**WHAT TO DO**: Write out each line of the listing as it stands, without the images.

**RAW RECORDS**:
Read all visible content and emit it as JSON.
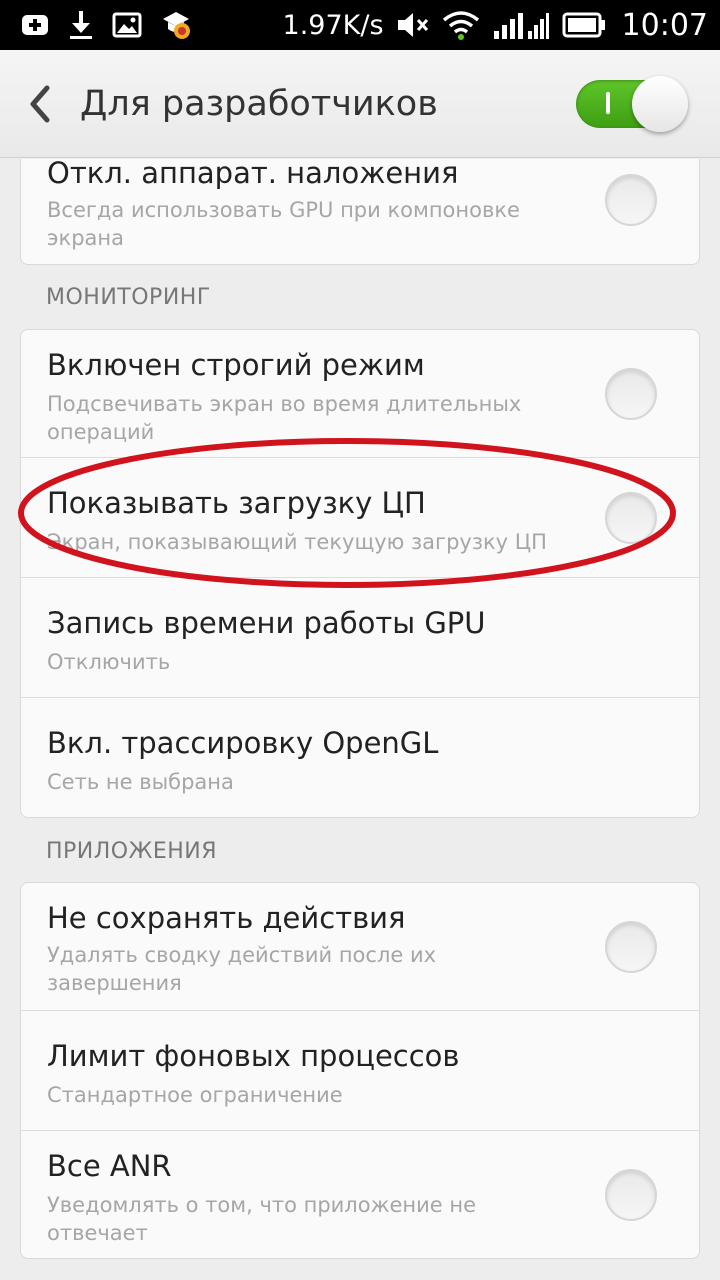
{
  "status_bar": {
    "speed": "1.97K/s",
    "time": "10:07",
    "icons": [
      "add-notification-icon",
      "download-icon",
      "image-icon",
      "app-badge-icon",
      "mute-icon",
      "wifi-icon",
      "signal-icon",
      "battery-icon"
    ]
  },
  "action_bar": {
    "title": "Для разработчиков",
    "toggle_on": true,
    "toggle_color": "#4caf1e"
  },
  "card1": {
    "rows": [
      {
        "title": "Откл. аппарат. наложения",
        "subtitle": "Всегда использовать GPU при компоновке экрана",
        "checked": false
      }
    ]
  },
  "sections": [
    {
      "header": "МОНИТОРИНГ",
      "rows": [
        {
          "title": "Включен строгий режим",
          "subtitle": "Подсвечивать экран во время длительных операций",
          "checked": false
        },
        {
          "title": "Показывать загрузку ЦП",
          "subtitle": "Экран, показывающий текущую загрузку ЦП",
          "checked": false,
          "highlighted": true
        },
        {
          "title": "Запись времени работы GPU",
          "subtitle": "Отключить"
        },
        {
          "title": "Вкл. трассировку OpenGL",
          "subtitle": "Сеть не выбрана"
        }
      ]
    },
    {
      "header": "ПРИЛОЖЕНИЯ",
      "rows": [
        {
          "title": "Не сохранять действия",
          "subtitle": "Удалять сводку действий после их завершения",
          "checked": false
        },
        {
          "title": "Лимит фоновых процессов",
          "subtitle": "Стандартное ограничение"
        },
        {
          "title": "Все ANR",
          "subtitle": "Уведомлять о том, что приложение не отвечает",
          "checked": false
        }
      ]
    }
  ],
  "colors": {
    "highlight_ellipse": "#d0131c",
    "background": "#ededed"
  }
}
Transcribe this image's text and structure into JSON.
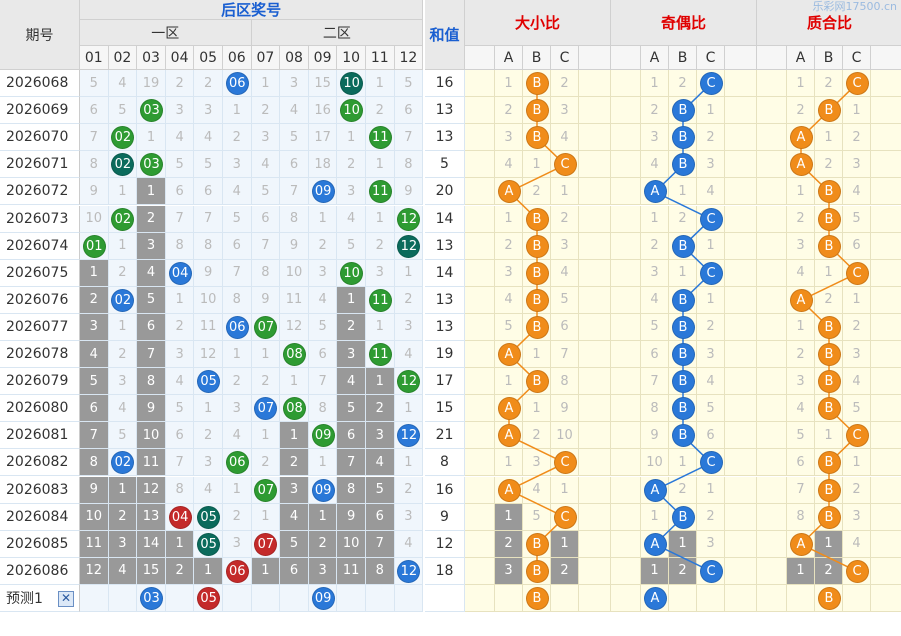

**TASK RESULT**:
Read all visible content and emit it as JSON.
{
  "status_bar": {
    "speed": "1.97K/s",
    "time": "10:07",
    "icons": [
      "add-notification-icon",
      "download-icon",
      "image-icon",
      "app-badge-icon",
      "mute-icon",
      "wifi-icon",
      "signal-icon",
      "battery-icon"
    ]
  },
  "action_bar": {
    "title": "Для разработчиков",
    "toggle_on": true,
    "toggle_color": "#4caf1e"
  },
  "card1": {
    "rows": [
      {
        "title": "Откл. аппарат. наложения",
        "subtitle": "Всегда использовать GPU при компоновке экрана",
        "checked": false
      }
    ]
  },
  "sections": [
    {
      "header": "МОНИТОРИНГ",
      "rows": [
        {
          "title": "Включен строгий режим",
          "subtitle": "Подсвечивать экран во время длительных операций",
          "checked": false
        },
        {
          "title": "Показывать загрузку ЦП",
          "subtitle": "Экран, показывающий текущую загрузку ЦП",
          "checked": false,
          "highlighted": true
        },
        {
          "title": "Запись времени работы GPU",
          "subtitle": "Отключить"
        },
        {
          "title": "Вкл. трассировку OpenGL",
          "subtitle": "Сеть не выбрана"
        }
      ]
    },
    {
      "header": "ПРИЛОЖЕНИЯ",
      "rows": [
        {
          "title": "Не сохранять действия",
          "subtitle": "Удалять сводку действий после их завершения",
          "checked": false
        },
        {
          "title": "Лимит фоновых процессов",
          "subtitle": "Стандартное ограничение"
        },
        {
          "title": "Все ANR",
          "subtitle": "Уведомлять о том, что приложение не отвечает",
          "checked": false
        }
      ]
    }
  ],
  "colors": {
    "highlight_ellipse": "#d0131c",
    "background": "#ededed"
  }
}
Transcribe this image's text and structure into JSON.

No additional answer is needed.